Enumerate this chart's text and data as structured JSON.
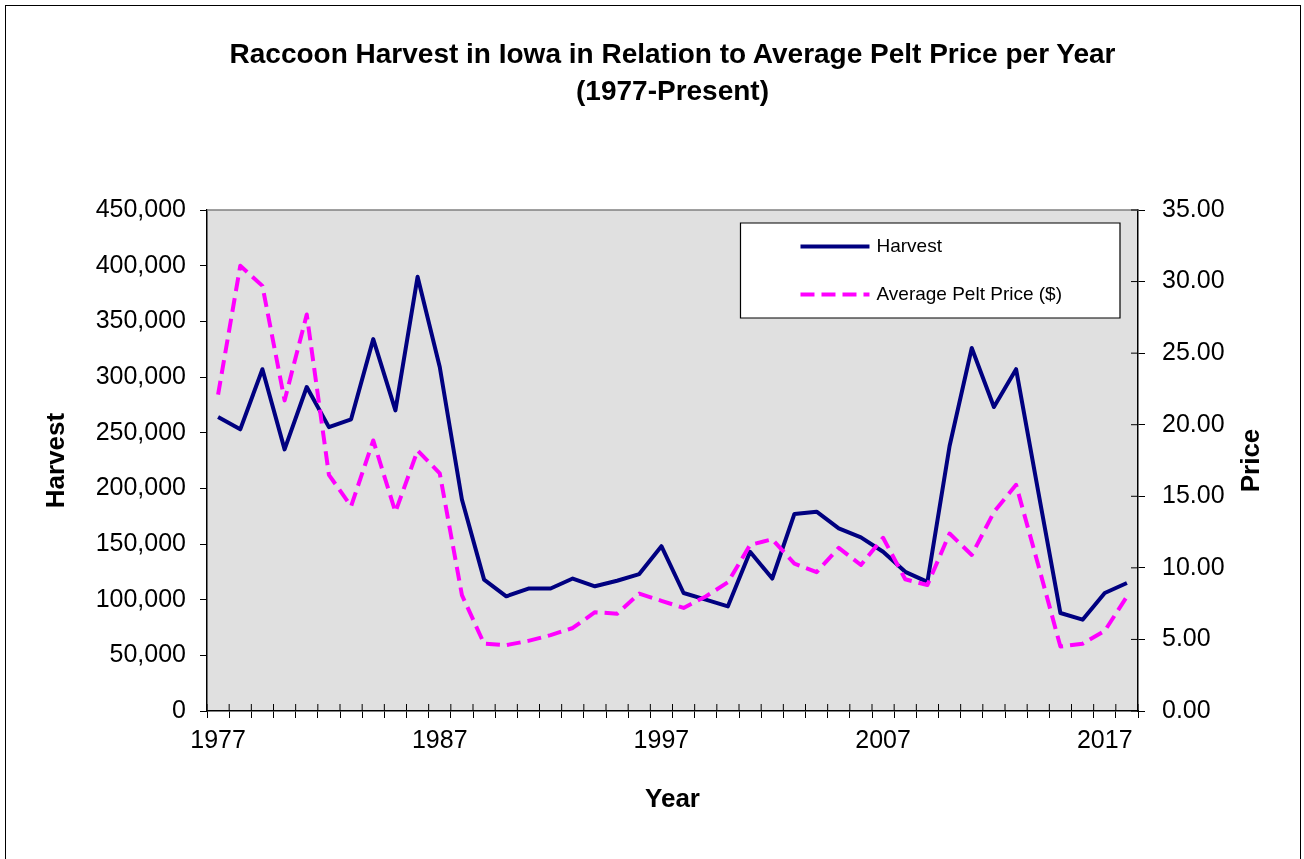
{
  "chart_data": {
    "type": "line",
    "title": "Raccoon Harvest in Iowa in Relation to Average Pelt Price per Year",
    "subtitle": "(1977-Present)",
    "xlabel": "Year",
    "ylabel": "Harvest",
    "y2label": "Price",
    "categories": [
      "1977",
      null,
      null,
      null,
      null,
      null,
      null,
      null,
      null,
      null,
      "1987",
      null,
      null,
      null,
      null,
      null,
      null,
      null,
      null,
      null,
      "1997",
      null,
      null,
      null,
      null,
      null,
      null,
      null,
      null,
      null,
      "2007",
      null,
      null,
      null,
      null,
      null,
      null,
      null,
      null,
      null,
      "2017",
      null
    ],
    "series": [
      {
        "name": "Harvest",
        "color": "#000080",
        "line_style": "solid",
        "values": [
          264000,
          253000,
          307000,
          235000,
          291000,
          255000,
          262000,
          334000,
          270000,
          390000,
          309000,
          190000,
          118000,
          103000,
          110000,
          110000,
          119000,
          112000,
          117000,
          123000,
          148000,
          106000,
          100000,
          94000,
          143000,
          119000,
          177000,
          179000,
          164000,
          156000,
          143000,
          125000,
          116000,
          238000,
          326000,
          273000,
          307000,
          197000,
          88000,
          82000,
          106000,
          115000
        ]
      },
      {
        "name": "Average Pelt Price ($)",
        "color": "#ff00ff",
        "line_style": "dashed",
        "axis": "y2",
        "values": [
          22.1,
          31.1,
          29.7,
          21.7,
          27.7,
          16.5,
          14.3,
          18.9,
          13.9,
          18.2,
          16.6,
          8.1,
          4.7,
          4.6,
          4.9,
          5.3,
          5.8,
          6.9,
          6.8,
          8.2,
          7.7,
          7.2,
          8.0,
          9.0,
          11.6,
          12.0,
          10.3,
          9.7,
          11.4,
          10.2,
          12.1,
          9.2,
          8.8,
          12.4,
          10.9,
          13.9,
          15.8,
          10.2,
          4.5,
          4.7,
          5.6,
          8.0
        ]
      }
    ],
    "ylim": [
      0,
      450000
    ],
    "yticks": [
      0,
      {
        "value": 50000,
        "label": "50,000"
      },
      {
        "value": 100000,
        "label": "100,000"
      },
      {
        "value": 150000,
        "label": "150,000"
      },
      {
        "value": 200000,
        "label": "200,000"
      },
      {
        "value": 250000,
        "label": "250,000"
      },
      {
        "value": 300000,
        "label": "300,000"
      },
      {
        "value": 350000,
        "label": "350,000"
      },
      {
        "value": 400000,
        "label": "400,000"
      },
      {
        "value": 450000,
        "label": "450,000"
      }
    ],
    "y2lim": [
      0,
      35
    ],
    "y2ticks": [
      {
        "value": 0,
        "label": "0.00"
      },
      {
        "value": 5,
        "label": "5.00"
      },
      {
        "value": 10,
        "label": "10.00"
      },
      {
        "value": 15,
        "label": "15.00"
      },
      {
        "value": 20,
        "label": "20.00"
      },
      {
        "value": 25,
        "label": "25.00"
      },
      {
        "value": 30,
        "label": "30.00"
      },
      {
        "value": 35,
        "label": "35.00"
      }
    ],
    "grid": false,
    "legend": "top right",
    "marker": "none"
  }
}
——————
• _Prompt_
Of all the lines in the material above, how many contain the word "Year"? Give only the count.

• _Exercise output_
2